begin Records shown

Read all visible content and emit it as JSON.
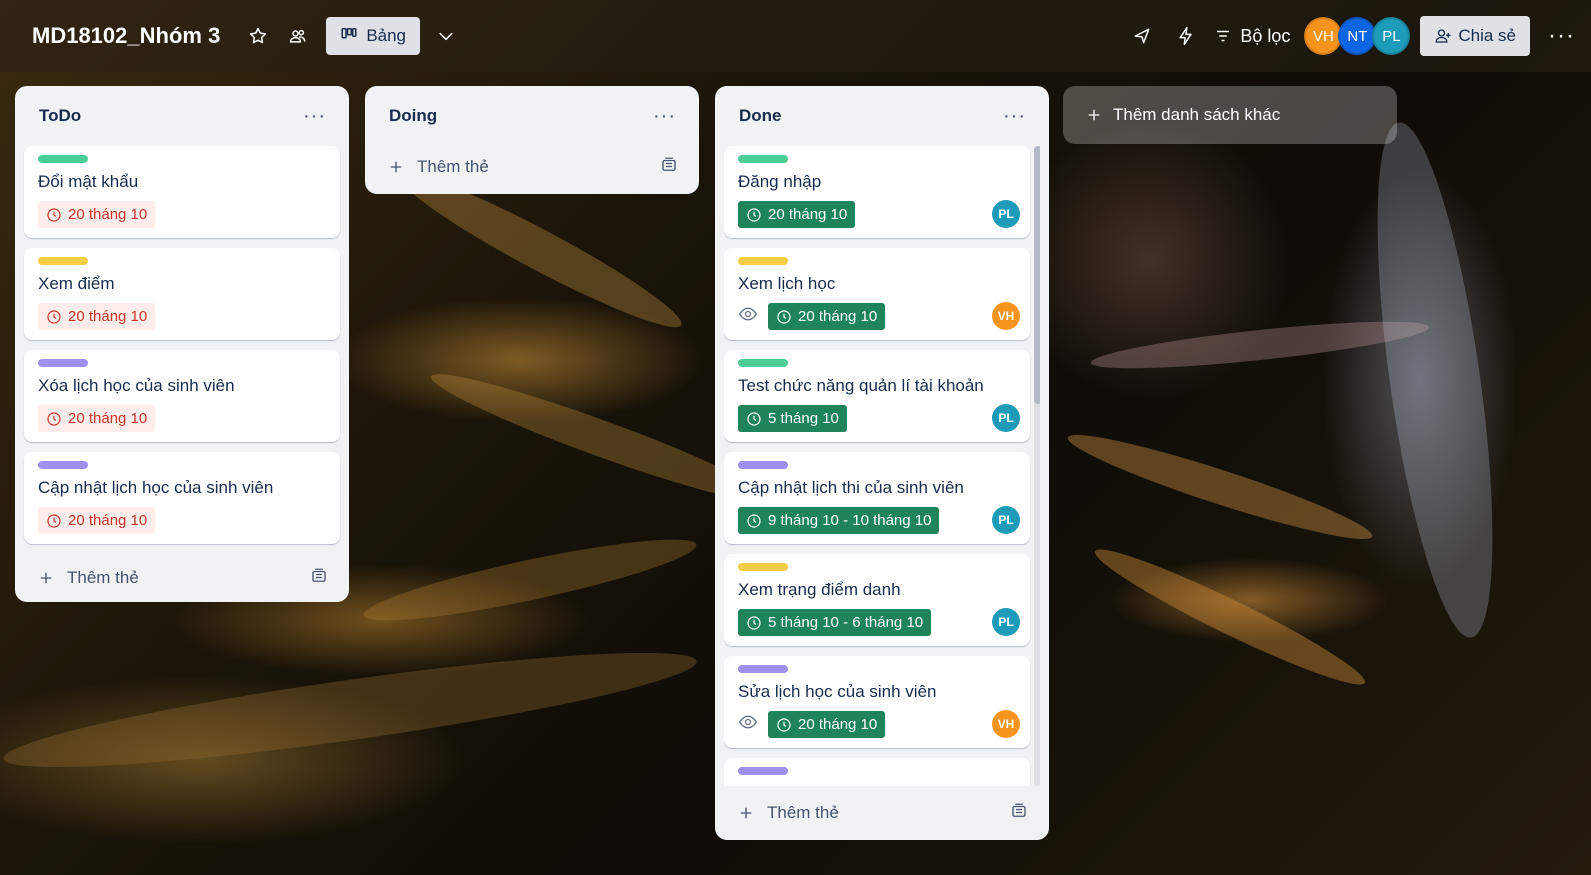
{
  "header": {
    "board_title": "MD18102_Nhóm 3",
    "view_label": "Bảng",
    "filter_label": "Bộ lọc",
    "share_label": "Chia sẻ",
    "members": [
      {
        "initials": "VH",
        "color": "#f7941d"
      },
      {
        "initials": "NT",
        "color": "#0c66e4"
      },
      {
        "initials": "PL",
        "color": "#1d9bb8"
      }
    ]
  },
  "colors": {
    "label_green": "#4bce97",
    "label_yellow": "#f5cd47",
    "label_purple": "#9f8fef",
    "due_red": "#c9372c",
    "done_green": "#1f845a"
  },
  "lists": {
    "todo": {
      "title": "ToDo",
      "add_card_label": "Thêm thẻ",
      "cards": [
        {
          "title": "Đổi mật khẩu",
          "label_color": "green",
          "date": "20 tháng 10"
        },
        {
          "title": "Xem điểm",
          "label_color": "yellow",
          "date": "20 tháng 10"
        },
        {
          "title": "Xóa lịch học của sinh viên",
          "label_color": "purple",
          "date": "20 tháng 10"
        },
        {
          "title": "Cập nhật lịch học của sinh viên",
          "label_color": "purple",
          "date": "20 tháng 10"
        }
      ]
    },
    "doing": {
      "title": "Doing",
      "add_card_label": "Thêm thẻ"
    },
    "done": {
      "title": "Done",
      "add_card_label": "Thêm thẻ",
      "cards": [
        {
          "title": "Đăng nhập",
          "label_color": "green",
          "date": "20 tháng 10",
          "member": "PL",
          "watched": false
        },
        {
          "title": "Xem lịch học",
          "label_color": "yellow",
          "date": "20 tháng 10",
          "member": "VH",
          "watched": true
        },
        {
          "title": "Test chức năng quản lí tài khoản",
          "label_color": "green",
          "date": "5 tháng 10",
          "member": "PL",
          "watched": false
        },
        {
          "title": "Cập nhật lịch thi của sinh viên",
          "label_color": "purple",
          "date": "9 tháng 10 - 10 tháng 10",
          "member": "PL",
          "watched": false
        },
        {
          "title": "Xem trạng điểm danh",
          "label_color": "yellow",
          "date": "5 tháng 10 - 6 tháng 10",
          "member": "PL",
          "watched": false
        },
        {
          "title": "Sửa lịch học của sinh viên",
          "label_color": "purple",
          "date": "20 tháng 10",
          "member": "VH",
          "watched": true
        }
      ]
    }
  },
  "add_list_label": "Thêm danh sách khác"
}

end Records shown

What you will do: Go through the material above and copy each line that has the word "sinh".

Complete response:
          "title": "Xóa lịch học của sinh viên",
          "title": "Cập nhật lịch học của sinh viên",
          "title": "Cập nhật lịch thi của sinh viên",
          "title": "Sửa lịch học của sinh viên",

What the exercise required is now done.